WHAT IS ASKED:
Below are records; count the lines in them that hold "согласованию" and give only the count.

GIVEN ENTRIES:
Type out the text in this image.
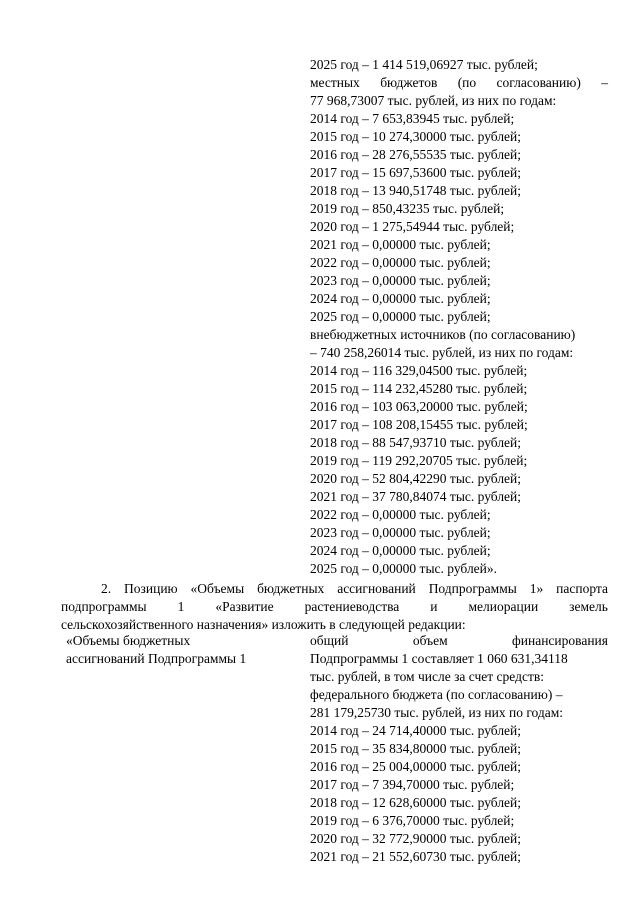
2025 год – 1 414 519,06927 тыс. рублей;
местных бюджетов (по согласованию) –
77 968,73007 тыс. рублей, из них по годам:
2014 год – 7 653,83945 тыс. рублей;
2015 год – 10 274,30000 тыс. рублей;
2016 год – 28 276,55535 тыс. рублей;
2017 год – 15 697,53600 тыс. рублей;
2018 год – 13 940,51748 тыс. рублей;
2019 год – 850,43235 тыс. рублей;
2020 год – 1 275,54944 тыс. рублей;
2021 год – 0,00000 тыс. рублей;
2022 год – 0,00000 тыс. рублей;
2023 год – 0,00000 тыс. рублей;
2024 год – 0,00000 тыс. рублей;
2025 год – 0,00000 тыс. рублей;
внебюджетных источников (по согласованию)
– 740 258,26014 тыс. рублей, из них по годам:
2014 год – 116 329,04500 тыс. рублей;
2015 год – 114 232,45280 тыс. рублей;
2016 год – 103 063,20000 тыс. рублей;
2017 год – 108 208,15455 тыс. рублей;
2018 год – 88 547,93710 тыс. рублей;
2019 год – 119 292,20705 тыс. рублей;
2020 год – 52 804,42290 тыс. рублей;
2021 год – 37 780,84074 тыс. рублей;
2022 год – 0,00000 тыс. рублей;
2023 год – 0,00000 тыс. рублей;
2024 год – 0,00000 тыс. рублей;
2025 год – 0,00000 тыс. рублей».
2. Позицию «Объемы бюджетных ассигнований Подпрограммы 1» паспорта
подпрограммы 1 «Развитие растениеводства и мелиорации земель
сельскохозяйственного назначения» изложить в следующей редакции:
«Объемы бюджетных
ассигнований Подпрограммы 1
общий	объем	финансирования
Подпрограммы 1 составляет 1 060 631,34118
тыс. рублей, в том числе за счет средств:
федерального бюджета (по согласованию) –
281 179,25730 тыс. рублей, из них по годам:
2014 год – 24 714,40000 тыс. рублей;
2015 год – 35 834,80000 тыс. рублей;
2016 год – 25 004,00000 тыс. рублей;
2017 год – 7 394,70000 тыс. рублей;
2018 год – 12 628,60000 тыс. рублей;
2019 год – 6 376,70000 тыс. рублей;
2020 год – 32 772,90000 тыс. рублей;
2021 год – 21 552,60730 тыс. рублей;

EXERCISE SOLUTION:
3